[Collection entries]
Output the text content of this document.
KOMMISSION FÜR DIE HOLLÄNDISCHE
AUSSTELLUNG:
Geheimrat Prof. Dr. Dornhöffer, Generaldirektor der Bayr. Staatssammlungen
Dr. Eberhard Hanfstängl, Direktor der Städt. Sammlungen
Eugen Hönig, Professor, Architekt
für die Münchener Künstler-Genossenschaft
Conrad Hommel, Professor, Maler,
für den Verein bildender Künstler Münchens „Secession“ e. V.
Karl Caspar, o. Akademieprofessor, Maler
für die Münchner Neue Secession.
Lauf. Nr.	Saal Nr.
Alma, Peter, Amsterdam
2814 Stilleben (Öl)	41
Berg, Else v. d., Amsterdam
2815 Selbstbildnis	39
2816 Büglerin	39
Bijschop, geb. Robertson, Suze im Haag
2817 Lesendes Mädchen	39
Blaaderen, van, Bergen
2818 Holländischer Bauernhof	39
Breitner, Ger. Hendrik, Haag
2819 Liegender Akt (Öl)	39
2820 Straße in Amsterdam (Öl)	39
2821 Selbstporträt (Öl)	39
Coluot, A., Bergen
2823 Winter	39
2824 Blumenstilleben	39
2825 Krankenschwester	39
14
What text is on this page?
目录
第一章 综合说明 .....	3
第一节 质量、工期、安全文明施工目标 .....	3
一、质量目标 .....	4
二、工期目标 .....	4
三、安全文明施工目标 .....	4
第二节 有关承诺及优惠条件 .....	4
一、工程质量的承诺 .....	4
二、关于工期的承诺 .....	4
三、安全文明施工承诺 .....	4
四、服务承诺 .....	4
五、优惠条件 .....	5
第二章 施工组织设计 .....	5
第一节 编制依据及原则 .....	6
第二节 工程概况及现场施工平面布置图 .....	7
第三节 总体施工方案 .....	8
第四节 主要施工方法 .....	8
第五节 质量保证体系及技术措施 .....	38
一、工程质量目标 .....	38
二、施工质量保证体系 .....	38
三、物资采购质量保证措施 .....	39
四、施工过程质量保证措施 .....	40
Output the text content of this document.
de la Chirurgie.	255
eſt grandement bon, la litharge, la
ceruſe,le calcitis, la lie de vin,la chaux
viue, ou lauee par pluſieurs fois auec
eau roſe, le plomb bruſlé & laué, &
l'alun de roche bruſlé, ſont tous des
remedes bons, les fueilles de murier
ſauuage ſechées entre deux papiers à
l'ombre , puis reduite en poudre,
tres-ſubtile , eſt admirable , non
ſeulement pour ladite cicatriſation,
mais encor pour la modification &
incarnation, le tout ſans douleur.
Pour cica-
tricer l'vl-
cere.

Given request –
Output the records verbatim, from the first line to the last.

Response –
Output the text content of this document.
KOMMISSION FÜR DIE HOLLÄNDISCHE
AUSSTELLUNG:
Geheimrat Prof. Dr. Dornhöffer, Generaldirektor der Bayr. Staatssammlungen
Dr. Eberhard Hanfstängl, Direktor der Städt. Sammlungen
Eugen Hönig, Professor, Architekt
für die Münchener Künstler-Genossenschaft
Conrad Hommel, Professor, Maler,
für den Verein bildender Künstler Münchens „Secession“ e. V.
Karl Caspar, o. Akademieprofessor, Maler
für die Münchner Neue Secession.
Lauf. Nr.	Saal Nr.
Alma, Peter, Amsterdam
2814 Stilleben (Öl)	41
Berg, Else v. d., Amsterdam
2815 Selbstbildnis	39
2816 Büglerin	39
Bijschop, geb. Robertson, Suze im Haag
2817 Lesendes Mädchen	39
Blaaderen, van, Bergen
2818 Holländischer Bauernhof	39
Breitner, Ger. Hendrik, Haag
2819 Liegender Akt (Öl)	39
2820 Straße in Amsterdam (Öl)	39
2821 Selbstporträt (Öl)	39
Coluot, A., Bergen
2823 Winter	39
2824 Blumenstilleben	39
2825 Krankenschwester	39
14
What text is on this page?
目录
第一章 综合说明 .....	3
第一节 质量、工期、安全文明施工目标 .....	3
一、质量目标 .....	4
二、工期目标 .....	4
三、安全文明施工目标 .....	4
第二节 有关承诺及优惠条件 .....	4
一、工程质量的承诺 .....	4
二、关于工期的承诺 .....	4
三、安全文明施工承诺 .....	4
四、服务承诺 .....	4
五、优惠条件 .....	5
第二章 施工组织设计 .....	5
第一节 编制依据及原则 .....	6
第二节 工程概况及现场施工平面布置图 .....	7
第三节 总体施工方案 .....	8
第四节 主要施工方法 .....	8
第五节 质量保证体系及技术措施 .....	38
一、工程质量目标 .....	38
二、施工质量保证体系 .....	38
三、物资采购质量保证措施 .....	39
四、施工过程质量保证措施 .....	40
Output the text content of this document.
de la Chirurgie.	255
eſt grandement bon, la litharge, la
ceruſe,le calcitis, la lie de vin,la chaux
viue, ou lauee par pluſieurs fois auec
eau roſe, le plomb bruſlé & laué, &
l'alun de roche bruſlé, ſont tous des
remedes bons, les fueilles de murier
ſauuage ſechées entre deux papiers à
l'ombre , puis reduite en poudre,
tres-ſubtile , eſt admirable , non
ſeulement pour ladite cicatriſation,
mais encor pour la modification &
incarnation, le tout ſans douleur.
Pour cica-
tricer l'vl-
cere.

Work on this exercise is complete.